═══ EXCERPTED DATA ═══
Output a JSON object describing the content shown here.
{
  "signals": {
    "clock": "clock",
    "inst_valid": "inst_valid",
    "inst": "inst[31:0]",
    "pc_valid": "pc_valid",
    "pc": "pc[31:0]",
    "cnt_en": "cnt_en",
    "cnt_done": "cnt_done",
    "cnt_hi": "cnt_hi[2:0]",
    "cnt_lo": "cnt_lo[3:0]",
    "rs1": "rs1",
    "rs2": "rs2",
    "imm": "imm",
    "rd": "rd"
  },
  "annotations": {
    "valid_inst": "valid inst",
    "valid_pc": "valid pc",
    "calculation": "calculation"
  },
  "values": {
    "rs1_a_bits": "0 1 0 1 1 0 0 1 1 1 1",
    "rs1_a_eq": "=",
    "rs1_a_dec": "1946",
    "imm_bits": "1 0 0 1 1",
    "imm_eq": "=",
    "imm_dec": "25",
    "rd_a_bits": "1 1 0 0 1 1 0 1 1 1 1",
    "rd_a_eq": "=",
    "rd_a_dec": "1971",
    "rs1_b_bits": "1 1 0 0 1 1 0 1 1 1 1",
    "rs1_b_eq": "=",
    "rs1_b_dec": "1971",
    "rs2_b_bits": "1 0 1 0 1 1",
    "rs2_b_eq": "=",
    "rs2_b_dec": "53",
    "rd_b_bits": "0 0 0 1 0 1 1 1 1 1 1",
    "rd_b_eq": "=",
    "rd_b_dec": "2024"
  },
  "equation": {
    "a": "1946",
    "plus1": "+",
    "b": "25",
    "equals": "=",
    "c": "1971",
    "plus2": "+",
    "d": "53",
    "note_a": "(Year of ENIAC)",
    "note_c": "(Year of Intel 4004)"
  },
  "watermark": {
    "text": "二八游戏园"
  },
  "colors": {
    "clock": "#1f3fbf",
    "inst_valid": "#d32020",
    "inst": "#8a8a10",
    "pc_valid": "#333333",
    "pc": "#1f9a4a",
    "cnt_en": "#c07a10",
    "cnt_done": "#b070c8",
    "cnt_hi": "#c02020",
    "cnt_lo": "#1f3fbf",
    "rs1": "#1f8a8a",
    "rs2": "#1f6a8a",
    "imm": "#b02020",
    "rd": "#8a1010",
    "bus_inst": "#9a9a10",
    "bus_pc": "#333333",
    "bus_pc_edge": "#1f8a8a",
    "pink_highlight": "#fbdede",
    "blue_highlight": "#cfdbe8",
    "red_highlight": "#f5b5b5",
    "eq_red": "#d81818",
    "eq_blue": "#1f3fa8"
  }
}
═══
* **GIVEN PROBLEM**
Each line above is to be repeated exactly.

* **EXERCISE SOLUTION**
Output a JSON object describing the content shown here.
{
  "signals": {
    "clock": "clock",
    "inst_valid": "inst_valid",
    "inst": "inst[31:0]",
    "pc_valid": "pc_valid",
    "pc": "pc[31:0]",
    "cnt_en": "cnt_en",
    "cnt_done": "cnt_done",
    "cnt_hi": "cnt_hi[2:0]",
    "cnt_lo": "cnt_lo[3:0]",
    "rs1": "rs1",
    "rs2": "rs2",
    "imm": "imm",
    "rd": "rd"
  },
  "annotations": {
    "valid_inst": "valid inst",
    "valid_pc": "valid pc",
    "calculation": "calculation"
  },
  "values": {
    "rs1_a_bits": "0 1 0 1 1 0 0 1 1 1 1",
    "rs1_a_eq": "=",
    "rs1_a_dec": "1946",
    "imm_bits": "1 0 0 1 1",
    "imm_eq": "=",
    "imm_dec": "25",
    "rd_a_bits": "1 1 0 0 1 1 0 1 1 1 1",
    "rd_a_eq": "=",
    "rd_a_dec": "1971",
    "rs1_b_bits": "1 1 0 0 1 1 0 1 1 1 1",
    "rs1_b_eq": "=",
    "rs1_b_dec": "1971",
    "rs2_b_bits": "1 0 1 0 1 1",
    "rs2_b_eq": "=",
    "rs2_b_dec": "53",
    "rd_b_bits": "0 0 0 1 0 1 1 1 1 1 1",
    "rd_b_eq": "=",
    "rd_b_dec": "2024"
  },
  "equation": {
    "a": "1946",
    "plus1": "+",
    "b": "25",
    "equals": "=",
    "c": "1971",
    "plus2": "+",
    "d": "53",
    "note_a": "(Year of ENIAC)",
    "note_c": "(Year of Intel 4004)"
  },
  "watermark": {
    "text": "二八游戏园"
  },
  "colors": {
    "clock": "#1f3fbf",
    "inst_valid": "#d32020",
    "inst": "#8a8a10",
    "pc_valid": "#333333",
    "pc": "#1f9a4a",
    "cnt_en": "#c07a10",
    "cnt_done": "#b070c8",
    "cnt_hi": "#c02020",
    "cnt_lo": "#1f3fbf",
    "rs1": "#1f8a8a",
    "rs2": "#1f6a8a",
    "imm": "#b02020",
    "rd": "#8a1010",
    "bus_inst": "#9a9a10",
    "bus_pc": "#333333",
    "bus_pc_edge": "#1f8a8a",
    "pink_highlight": "#fbdede",
    "blue_highlight": "#cfdbe8",
    "red_highlight": "#f5b5b5",
    "eq_red": "#d81818",
    "eq_blue": "#1f3fa8"
  }
}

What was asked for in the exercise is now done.